* [THE REQUEST]:
Write out the material below again, unchanged.
::: INPUT MATERIAL :::
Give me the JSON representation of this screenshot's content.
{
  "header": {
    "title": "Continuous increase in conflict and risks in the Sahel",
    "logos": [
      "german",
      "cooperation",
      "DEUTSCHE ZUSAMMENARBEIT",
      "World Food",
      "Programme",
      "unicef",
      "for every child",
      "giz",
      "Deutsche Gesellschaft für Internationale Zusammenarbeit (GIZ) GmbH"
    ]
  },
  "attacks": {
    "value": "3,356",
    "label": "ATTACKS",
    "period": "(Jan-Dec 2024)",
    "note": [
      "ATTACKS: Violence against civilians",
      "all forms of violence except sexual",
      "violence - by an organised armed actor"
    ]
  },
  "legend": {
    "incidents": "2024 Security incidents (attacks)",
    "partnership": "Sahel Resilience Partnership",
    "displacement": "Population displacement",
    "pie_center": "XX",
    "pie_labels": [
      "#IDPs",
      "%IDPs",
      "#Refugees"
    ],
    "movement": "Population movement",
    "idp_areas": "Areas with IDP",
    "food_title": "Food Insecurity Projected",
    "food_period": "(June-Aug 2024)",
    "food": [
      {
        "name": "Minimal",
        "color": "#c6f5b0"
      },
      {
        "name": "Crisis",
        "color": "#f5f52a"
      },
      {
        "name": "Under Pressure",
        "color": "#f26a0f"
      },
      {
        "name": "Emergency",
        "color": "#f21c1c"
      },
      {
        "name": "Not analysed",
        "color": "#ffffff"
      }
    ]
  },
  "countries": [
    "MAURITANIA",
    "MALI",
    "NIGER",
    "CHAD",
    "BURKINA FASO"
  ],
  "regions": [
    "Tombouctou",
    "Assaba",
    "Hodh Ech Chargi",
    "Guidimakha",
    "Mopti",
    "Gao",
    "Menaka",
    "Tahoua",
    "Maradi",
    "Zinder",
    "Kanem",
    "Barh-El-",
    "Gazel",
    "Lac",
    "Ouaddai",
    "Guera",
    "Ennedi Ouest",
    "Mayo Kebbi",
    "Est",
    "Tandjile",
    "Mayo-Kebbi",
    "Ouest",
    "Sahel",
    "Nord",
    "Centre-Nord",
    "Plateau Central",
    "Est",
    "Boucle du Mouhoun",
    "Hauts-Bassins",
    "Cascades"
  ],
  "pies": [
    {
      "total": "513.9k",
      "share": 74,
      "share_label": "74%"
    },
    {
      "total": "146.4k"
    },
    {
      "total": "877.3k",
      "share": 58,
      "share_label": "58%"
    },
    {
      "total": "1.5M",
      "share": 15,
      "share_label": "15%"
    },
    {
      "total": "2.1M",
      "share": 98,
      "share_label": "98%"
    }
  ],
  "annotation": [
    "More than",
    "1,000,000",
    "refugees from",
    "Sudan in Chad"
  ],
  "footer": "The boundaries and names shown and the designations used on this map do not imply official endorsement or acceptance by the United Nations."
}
:::
* [WRITTEN ANSWER]:
Give me the JSON representation of this screenshot's content.
{
  "header": {
    "title": "Continuous increase in conflict and risks in the Sahel",
    "logos": [
      "german",
      "cooperation",
      "DEUTSCHE ZUSAMMENARBEIT",
      "World Food",
      "Programme",
      "unicef",
      "for every child",
      "giz",
      "Deutsche Gesellschaft für Internationale Zusammenarbeit (GIZ) GmbH"
    ]
  },
  "attacks": {
    "value": "3,356",
    "label": "ATTACKS",
    "period": "(Jan-Dec 2024)",
    "note": [
      "ATTACKS: Violence against civilians",
      "all forms of violence except sexual",
      "violence - by an organised armed actor"
    ]
  },
  "legend": {
    "incidents": "2024 Security incidents (attacks)",
    "partnership": "Sahel Resilience Partnership",
    "displacement": "Population displacement",
    "pie_center": "XX",
    "pie_labels": [
      "#IDPs",
      "%IDPs",
      "#Refugees"
    ],
    "movement": "Population movement",
    "idp_areas": "Areas with IDP",
    "food_title": "Food Insecurity Projected",
    "food_period": "(June-Aug 2024)",
    "food": [
      {
        "name": "Minimal",
        "color": "#c6f5b0"
      },
      {
        "name": "Crisis",
        "color": "#f5f52a"
      },
      {
        "name": "Under Pressure",
        "color": "#f26a0f"
      },
      {
        "name": "Emergency",
        "color": "#f21c1c"
      },
      {
        "name": "Not analysed",
        "color": "#ffffff"
      }
    ]
  },
  "countries": [
    "MAURITANIA",
    "MALI",
    "NIGER",
    "CHAD",
    "BURKINA FASO"
  ],
  "regions": [
    "Tombouctou",
    "Assaba",
    "Hodh Ech Chargi",
    "Guidimakha",
    "Mopti",
    "Gao",
    "Menaka",
    "Tahoua",
    "Maradi",
    "Zinder",
    "Kanem",
    "Barh-El-",
    "Gazel",
    "Lac",
    "Ouaddai",
    "Guera",
    "Ennedi Ouest",
    "Mayo Kebbi",
    "Est",
    "Tandjile",
    "Mayo-Kebbi",
    "Ouest",
    "Sahel",
    "Nord",
    "Centre-Nord",
    "Plateau Central",
    "Est",
    "Boucle du Mouhoun",
    "Hauts-Bassins",
    "Cascades"
  ],
  "pies": [
    {
      "total": "513.9k",
      "share": 74,
      "share_label": "74%"
    },
    {
      "total": "146.4k"
    },
    {
      "total": "877.3k",
      "share": 58,
      "share_label": "58%"
    },
    {
      "total": "1.5M",
      "share": 15,
      "share_label": "15%"
    },
    {
      "total": "2.1M",
      "share": 98,
      "share_label": "98%"
    }
  ],
  "annotation": [
    "More than",
    "1,000,000",
    "refugees from",
    "Sudan in Chad"
  ],
  "footer": "The boundaries and names shown and the designations used on this map do not imply official endorsement or acceptance by the United Nations."
}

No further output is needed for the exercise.